## TASK REQUIREMENTS:
Extract the lines from the start of the box coordinate listings through the line that contains "x-tick-label: 30 [1586,826,1600,840]", inclusive, copying them with no changes.

Box coordinate listings
------

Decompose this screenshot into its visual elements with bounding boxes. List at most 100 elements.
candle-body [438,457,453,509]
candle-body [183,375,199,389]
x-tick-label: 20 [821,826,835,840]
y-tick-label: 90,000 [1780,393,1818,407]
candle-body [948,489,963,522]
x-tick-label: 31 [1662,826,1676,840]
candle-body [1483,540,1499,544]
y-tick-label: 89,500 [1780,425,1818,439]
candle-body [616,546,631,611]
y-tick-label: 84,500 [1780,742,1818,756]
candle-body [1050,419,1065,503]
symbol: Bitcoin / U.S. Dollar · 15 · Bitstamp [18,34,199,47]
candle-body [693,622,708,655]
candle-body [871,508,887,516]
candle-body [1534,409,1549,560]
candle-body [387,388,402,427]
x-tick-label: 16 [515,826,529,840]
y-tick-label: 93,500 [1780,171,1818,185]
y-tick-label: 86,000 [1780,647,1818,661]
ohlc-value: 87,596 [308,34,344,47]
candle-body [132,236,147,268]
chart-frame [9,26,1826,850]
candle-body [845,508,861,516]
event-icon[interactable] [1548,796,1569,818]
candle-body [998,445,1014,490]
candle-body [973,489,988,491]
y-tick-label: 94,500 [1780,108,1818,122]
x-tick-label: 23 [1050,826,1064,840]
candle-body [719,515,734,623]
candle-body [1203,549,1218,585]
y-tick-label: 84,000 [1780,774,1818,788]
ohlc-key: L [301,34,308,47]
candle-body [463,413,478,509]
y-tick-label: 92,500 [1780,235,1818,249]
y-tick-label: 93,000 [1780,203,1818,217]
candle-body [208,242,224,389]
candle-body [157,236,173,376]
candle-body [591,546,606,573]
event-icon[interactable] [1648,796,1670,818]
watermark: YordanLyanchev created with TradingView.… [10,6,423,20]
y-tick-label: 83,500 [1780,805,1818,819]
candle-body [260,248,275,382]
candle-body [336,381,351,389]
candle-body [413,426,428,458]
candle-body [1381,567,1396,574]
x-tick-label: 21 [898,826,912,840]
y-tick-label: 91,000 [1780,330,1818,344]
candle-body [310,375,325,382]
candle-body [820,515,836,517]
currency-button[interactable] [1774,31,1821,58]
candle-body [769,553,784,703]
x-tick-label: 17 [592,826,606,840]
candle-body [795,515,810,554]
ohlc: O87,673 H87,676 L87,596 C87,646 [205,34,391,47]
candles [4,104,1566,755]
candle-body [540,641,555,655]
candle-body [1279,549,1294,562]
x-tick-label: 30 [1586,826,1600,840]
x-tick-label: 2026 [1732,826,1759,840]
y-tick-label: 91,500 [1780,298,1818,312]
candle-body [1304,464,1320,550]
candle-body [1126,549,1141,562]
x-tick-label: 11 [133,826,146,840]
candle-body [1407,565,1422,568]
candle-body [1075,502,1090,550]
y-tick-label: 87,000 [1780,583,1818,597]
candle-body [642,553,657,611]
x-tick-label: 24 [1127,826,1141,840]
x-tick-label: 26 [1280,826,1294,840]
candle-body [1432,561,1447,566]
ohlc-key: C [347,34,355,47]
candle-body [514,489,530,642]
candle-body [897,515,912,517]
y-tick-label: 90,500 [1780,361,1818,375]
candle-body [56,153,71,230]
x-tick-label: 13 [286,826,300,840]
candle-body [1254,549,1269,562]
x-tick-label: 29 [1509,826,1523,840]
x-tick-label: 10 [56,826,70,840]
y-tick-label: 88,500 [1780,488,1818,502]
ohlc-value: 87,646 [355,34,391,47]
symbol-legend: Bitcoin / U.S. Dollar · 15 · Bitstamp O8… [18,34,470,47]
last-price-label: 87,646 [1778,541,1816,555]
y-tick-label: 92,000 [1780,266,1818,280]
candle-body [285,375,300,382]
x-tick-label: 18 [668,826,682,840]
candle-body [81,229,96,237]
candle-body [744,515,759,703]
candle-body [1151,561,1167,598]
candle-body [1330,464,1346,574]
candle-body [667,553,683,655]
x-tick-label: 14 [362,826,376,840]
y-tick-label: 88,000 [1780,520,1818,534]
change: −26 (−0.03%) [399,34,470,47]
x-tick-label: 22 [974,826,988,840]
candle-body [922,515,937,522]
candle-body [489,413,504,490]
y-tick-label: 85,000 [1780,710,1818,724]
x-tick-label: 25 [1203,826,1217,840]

------

## ANSWER TO THE EXERCISE:
Decompose this screenshot into its visual elements with bounding boxes. List at most 100 elements.
candle-body [438,457,453,509]
candle-body [183,375,199,389]
x-tick-label: 20 [821,826,835,840]
y-tick-label: 90,000 [1780,393,1818,407]
candle-body [948,489,963,522]
x-tick-label: 31 [1662,826,1676,840]
candle-body [1483,540,1499,544]
y-tick-label: 89,500 [1780,425,1818,439]
candle-body [616,546,631,611]
y-tick-label: 84,500 [1780,742,1818,756]
candle-body [1050,419,1065,503]
symbol: Bitcoin / U.S. Dollar · 15 · Bitstamp [18,34,199,47]
candle-body [693,622,708,655]
candle-body [871,508,887,516]
candle-body [1534,409,1549,560]
candle-body [387,388,402,427]
x-tick-label: 16 [515,826,529,840]
y-tick-label: 93,500 [1780,171,1818,185]
y-tick-label: 86,000 [1780,647,1818,661]
ohlc-value: 87,596 [308,34,344,47]
candle-body [132,236,147,268]
chart-frame [9,26,1826,850]
candle-body [845,508,861,516]
event-icon[interactable] [1548,796,1569,818]
candle-body [998,445,1014,490]
candle-body [973,489,988,491]
y-tick-label: 94,500 [1780,108,1818,122]
x-tick-label: 23 [1050,826,1064,840]
candle-body [719,515,734,623]
candle-body [1203,549,1218,585]
y-tick-label: 84,000 [1780,774,1818,788]
ohlc-key: L [301,34,308,47]
candle-body [463,413,478,509]
y-tick-label: 92,500 [1780,235,1818,249]
y-tick-label: 93,000 [1780,203,1818,217]
candle-body [208,242,224,389]
candle-body [157,236,173,376]
candle-body [591,546,606,573]
event-icon[interactable] [1648,796,1670,818]
watermark: YordanLyanchev created with TradingView.… [10,6,423,20]
y-tick-label: 83,500 [1780,805,1818,819]
candle-body [260,248,275,382]
candle-body [336,381,351,389]
candle-body [413,426,428,458]
candle-body [1381,567,1396,574]
x-tick-label: 21 [898,826,912,840]
y-tick-label: 91,000 [1780,330,1818,344]
candle-body [310,375,325,382]
candle-body [820,515,836,517]
currency-button[interactable] [1774,31,1821,58]
candle-body [769,553,784,703]
x-tick-label: 17 [592,826,606,840]
candle-body [795,515,810,554]
ohlc: O87,673 H87,676 L87,596 C87,646 [205,34,391,47]
candles [4,104,1566,755]
candle-body [540,641,555,655]
candle-body [1279,549,1294,562]
x-tick-label: 30 [1586,826,1600,840]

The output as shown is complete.